+++ RECORDS +++

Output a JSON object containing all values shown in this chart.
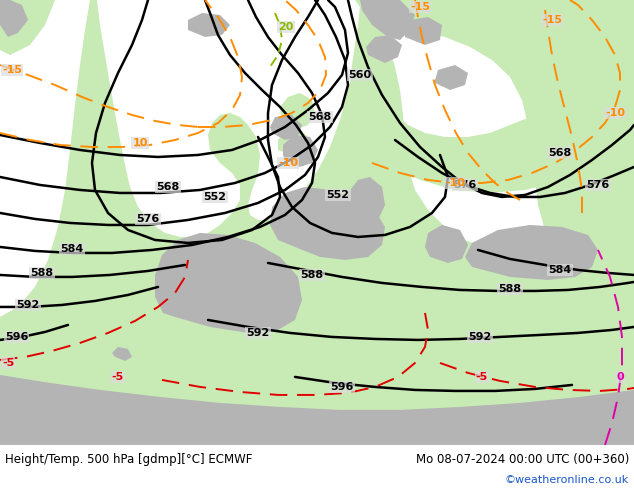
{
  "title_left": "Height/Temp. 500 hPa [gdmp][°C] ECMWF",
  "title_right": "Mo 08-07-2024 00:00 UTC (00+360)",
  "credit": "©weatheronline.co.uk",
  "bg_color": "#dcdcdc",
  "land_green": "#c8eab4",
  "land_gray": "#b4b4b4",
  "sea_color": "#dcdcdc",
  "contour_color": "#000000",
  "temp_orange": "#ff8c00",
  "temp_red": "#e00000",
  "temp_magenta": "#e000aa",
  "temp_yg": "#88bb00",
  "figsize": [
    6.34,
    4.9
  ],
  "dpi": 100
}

+++

### DIRECTIVE
Print all of the entries word for word. Omit the pictures they contain.

### FULL RESPONSE
Output a JSON object containing all values shown in this chart.
{
  "title_left": "Height/Temp. 500 hPa [gdmp][°C] ECMWF",
  "title_right": "Mo 08-07-2024 00:00 UTC (00+360)",
  "credit": "©weatheronline.co.uk",
  "bg_color": "#dcdcdc",
  "land_green": "#c8eab4",
  "land_gray": "#b4b4b4",
  "sea_color": "#dcdcdc",
  "contour_color": "#000000",
  "temp_orange": "#ff8c00",
  "temp_red": "#e00000",
  "temp_magenta": "#e000aa",
  "temp_yg": "#88bb00",
  "figsize": [
    6.34,
    4.9
  ],
  "dpi": 100
}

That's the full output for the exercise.